** Start **

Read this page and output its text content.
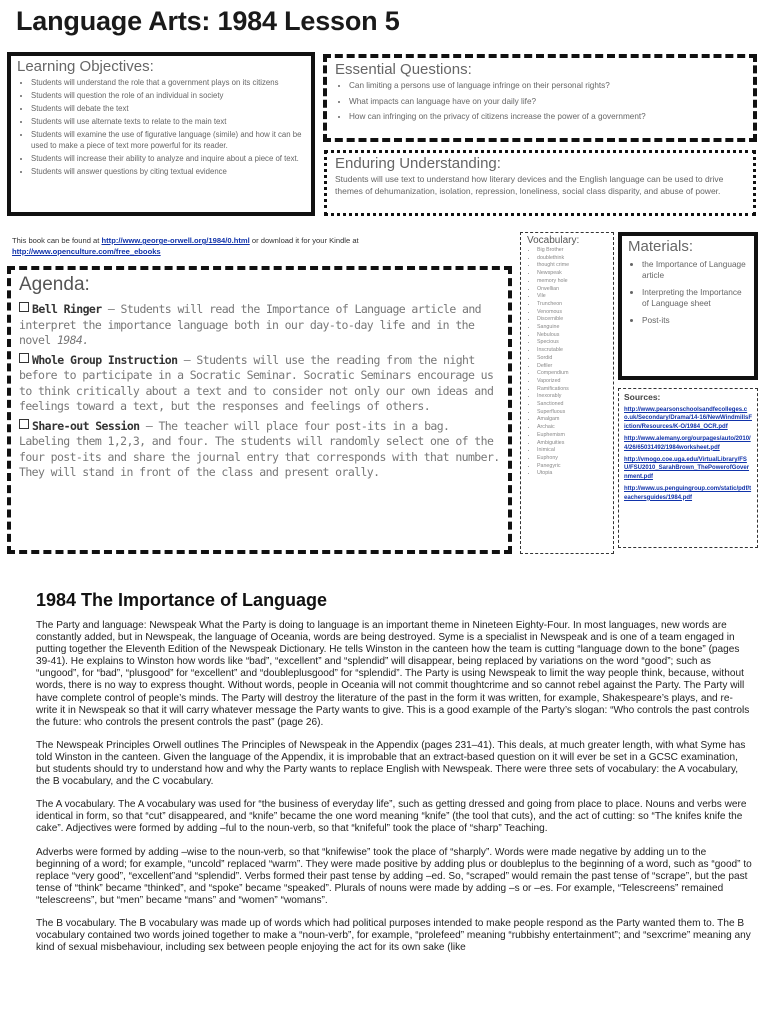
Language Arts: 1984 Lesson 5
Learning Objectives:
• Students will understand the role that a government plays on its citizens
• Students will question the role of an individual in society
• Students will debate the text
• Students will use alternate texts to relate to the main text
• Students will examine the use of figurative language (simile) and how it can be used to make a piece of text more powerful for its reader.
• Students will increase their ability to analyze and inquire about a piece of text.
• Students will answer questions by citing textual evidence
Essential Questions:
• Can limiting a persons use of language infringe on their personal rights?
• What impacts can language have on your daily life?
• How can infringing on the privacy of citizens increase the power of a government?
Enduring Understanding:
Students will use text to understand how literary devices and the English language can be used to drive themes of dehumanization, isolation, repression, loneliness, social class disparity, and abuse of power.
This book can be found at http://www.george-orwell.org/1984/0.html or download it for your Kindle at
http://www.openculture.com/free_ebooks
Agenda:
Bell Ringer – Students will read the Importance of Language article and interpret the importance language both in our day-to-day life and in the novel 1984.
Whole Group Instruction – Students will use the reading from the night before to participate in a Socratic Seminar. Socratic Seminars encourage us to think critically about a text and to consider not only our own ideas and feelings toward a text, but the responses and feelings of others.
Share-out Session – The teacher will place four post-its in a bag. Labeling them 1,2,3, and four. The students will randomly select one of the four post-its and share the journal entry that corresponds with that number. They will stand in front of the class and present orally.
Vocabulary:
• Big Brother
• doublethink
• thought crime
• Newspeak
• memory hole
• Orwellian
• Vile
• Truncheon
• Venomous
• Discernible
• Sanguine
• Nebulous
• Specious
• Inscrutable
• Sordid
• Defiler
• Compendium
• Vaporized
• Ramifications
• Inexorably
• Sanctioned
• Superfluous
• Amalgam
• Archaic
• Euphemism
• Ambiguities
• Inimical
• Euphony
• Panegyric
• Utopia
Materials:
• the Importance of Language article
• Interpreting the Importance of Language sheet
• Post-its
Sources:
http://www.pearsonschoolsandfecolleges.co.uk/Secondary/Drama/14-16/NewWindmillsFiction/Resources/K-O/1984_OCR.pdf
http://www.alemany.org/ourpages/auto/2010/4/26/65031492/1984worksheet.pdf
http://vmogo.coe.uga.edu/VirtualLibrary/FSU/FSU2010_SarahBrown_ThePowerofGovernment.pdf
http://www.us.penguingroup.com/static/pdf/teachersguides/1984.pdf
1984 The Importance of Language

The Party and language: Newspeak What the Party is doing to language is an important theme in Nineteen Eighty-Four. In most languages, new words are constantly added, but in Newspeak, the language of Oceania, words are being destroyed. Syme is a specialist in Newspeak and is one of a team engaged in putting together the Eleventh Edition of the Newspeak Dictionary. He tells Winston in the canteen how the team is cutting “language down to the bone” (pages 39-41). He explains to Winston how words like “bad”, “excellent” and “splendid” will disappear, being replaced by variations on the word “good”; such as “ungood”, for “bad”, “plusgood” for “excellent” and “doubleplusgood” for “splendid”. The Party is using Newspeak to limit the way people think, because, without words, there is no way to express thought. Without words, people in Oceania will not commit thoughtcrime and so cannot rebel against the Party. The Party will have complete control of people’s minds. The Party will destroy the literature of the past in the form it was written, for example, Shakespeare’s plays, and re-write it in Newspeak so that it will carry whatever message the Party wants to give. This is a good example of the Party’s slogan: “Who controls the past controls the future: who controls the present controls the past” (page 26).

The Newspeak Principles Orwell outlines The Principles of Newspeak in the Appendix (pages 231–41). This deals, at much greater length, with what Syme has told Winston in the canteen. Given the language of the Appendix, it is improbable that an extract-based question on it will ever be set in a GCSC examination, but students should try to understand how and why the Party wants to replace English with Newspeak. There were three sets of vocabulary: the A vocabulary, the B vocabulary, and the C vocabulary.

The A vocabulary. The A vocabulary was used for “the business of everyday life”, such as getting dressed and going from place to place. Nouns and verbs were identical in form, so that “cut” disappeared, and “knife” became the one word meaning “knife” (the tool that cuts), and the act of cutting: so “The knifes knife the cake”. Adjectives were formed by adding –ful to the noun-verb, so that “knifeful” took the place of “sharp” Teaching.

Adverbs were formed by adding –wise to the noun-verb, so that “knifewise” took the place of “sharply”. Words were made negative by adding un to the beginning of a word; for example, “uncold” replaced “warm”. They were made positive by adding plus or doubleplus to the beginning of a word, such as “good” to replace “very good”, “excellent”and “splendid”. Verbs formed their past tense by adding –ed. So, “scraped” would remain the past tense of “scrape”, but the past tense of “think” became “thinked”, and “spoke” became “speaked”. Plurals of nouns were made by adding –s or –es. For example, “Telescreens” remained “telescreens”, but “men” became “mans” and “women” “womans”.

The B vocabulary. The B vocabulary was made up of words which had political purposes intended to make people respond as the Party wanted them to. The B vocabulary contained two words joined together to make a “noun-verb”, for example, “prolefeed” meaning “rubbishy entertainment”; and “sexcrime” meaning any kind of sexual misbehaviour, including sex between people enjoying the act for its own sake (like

** End **

# WRITTEN EXERCISE
All of the material above should be reproduced exactly, except the pictures.

# RESULT
Read this page and output its text content.
Language Arts: 1984 Lesson 5
Learning Objectives:
• Students will understand the role that a government plays on its citizens
• Students will question the role of an individual in society
• Students will debate the text
• Students will use alternate texts to relate to the main text
• Students will examine the use of figurative language (simile) and how it can be used to make a piece of text more powerful for its reader.
• Students will increase their ability to analyze and inquire about a piece of text.
• Students will answer questions by citing textual evidence
Essential Questions:
• Can limiting a persons use of language infringe on their personal rights?
• What impacts can language have on your daily life?
• How can infringing on the privacy of citizens increase the power of a government?
Enduring Understanding:
Students will use text to understand how literary devices and the English language can be used to drive themes of dehumanization, isolation, repression, loneliness, social class disparity, and abuse of power.
This book can be found at http://www.george-orwell.org/1984/0.html or download it for your Kindle at
http://www.openculture.com/free_ebooks
Agenda:
Bell Ringer – Students will read the Importance of Language article and interpret the importance language both in our day-to-day life and in the novel 1984.
Whole Group Instruction – Students will use the reading from the night before to participate in a Socratic Seminar. Socratic Seminars encourage us to think critically about a text and to consider not only our own ideas and feelings toward a text, but the responses and feelings of others.
Share-out Session – The teacher will place four post-its in a bag. Labeling them 1,2,3, and four. The students will randomly select one of the four post-its and share the journal entry that corresponds with that number. They will stand in front of the class and present orally.
Vocabulary:
• Big Brother
• doublethink
• thought crime
• Newspeak
• memory hole
• Orwellian
• Vile
• Truncheon
• Venomous
• Discernible
• Sanguine
• Nebulous
• Specious
• Inscrutable
• Sordid
• Defiler
• Compendium
• Vaporized
• Ramifications
• Inexorably
• Sanctioned
• Superfluous
• Amalgam
• Archaic
• Euphemism
• Ambiguities
• Inimical
• Euphony
• Panegyric
• Utopia
Materials:
• the Importance of Language article
• Interpreting the Importance of Language sheet
• Post-its
Sources:
http://www.pearsonschoolsandfecolleges.co.uk/Secondary/Drama/14-16/NewWindmillsFiction/Resources/K-O/1984_OCR.pdf
http://www.alemany.org/ourpages/auto/2010/4/26/65031492/1984worksheet.pdf
http://vmogo.coe.uga.edu/VirtualLibrary/FSU/FSU2010_SarahBrown_ThePowerofGovernment.pdf
http://www.us.penguingroup.com/static/pdf/teachersguides/1984.pdf
1984 The Importance of Language

The Party and language: Newspeak What the Party is doing to language is an important theme in Nineteen Eighty-Four. In most languages, new words are constantly added, but in Newspeak, the language of Oceania, words are being destroyed. Syme is a specialist in Newspeak and is one of a team engaged in putting together the Eleventh Edition of the Newspeak Dictionary. He tells Winston in the canteen how the team is cutting “language down to the bone” (pages 39-41). He explains to Winston how words like “bad”, “excellent” and “splendid” will disappear, being replaced by variations on the word “good”; such as “ungood”, for “bad”, “plusgood” for “excellent” and “doubleplusgood” for “splendid”. The Party is using Newspeak to limit the way people think, because, without words, there is no way to express thought. Without words, people in Oceania will not commit thoughtcrime and so cannot rebel against the Party. The Party will have complete control of people’s minds. The Party will destroy the literature of the past in the form it was written, for example, Shakespeare’s plays, and re-write it in Newspeak so that it will carry whatever message the Party wants to give. This is a good example of the Party’s slogan: “Who controls the past controls the future: who controls the present controls the past” (page 26).

The Newspeak Principles Orwell outlines The Principles of Newspeak in the Appendix (pages 231–41). This deals, at much greater length, with what Syme has told Winston in the canteen. Given the language of the Appendix, it is improbable that an extract-based question on it will ever be set in a GCSC examination, but students should try to understand how and why the Party wants to replace English with Newspeak. There were three sets of vocabulary: the A vocabulary, the B vocabulary, and the C vocabulary.

The A vocabulary. The A vocabulary was used for “the business of everyday life”, such as getting dressed and going from place to place. Nouns and verbs were identical in form, so that “cut” disappeared, and “knife” became the one word meaning “knife” (the tool that cuts), and the act of cutting: so “The knifes knife the cake”. Adjectives were formed by adding –ful to the noun-verb, so that “knifeful” took the place of “sharp” Teaching.

Adverbs were formed by adding –wise to the noun-verb, so that “knifewise” took the place of “sharply”. Words were made negative by adding un to the beginning of a word; for example, “uncold” replaced “warm”. They were made positive by adding plus or doubleplus to the beginning of a word, such as “good” to replace “very good”, “excellent”and “splendid”. Verbs formed their past tense by adding –ed. So, “scraped” would remain the past tense of “scrape”, but the past tense of “think” became “thinked”, and “spoke” became “speaked”. Plurals of nouns were made by adding –s or –es. For example, “Telescreens” remained “telescreens”, but “men” became “mans” and “women” “womans”.

The B vocabulary. The B vocabulary was made up of words which had political purposes intended to make people respond as the Party wanted them to. The B vocabulary contained two words joined together to make a “noun-verb”, for example, “prolefeed” meaning “rubbishy entertainment”; and “sexcrime” meaning any kind of sexual misbehaviour, including sex between people enjoying the act for its own sake (like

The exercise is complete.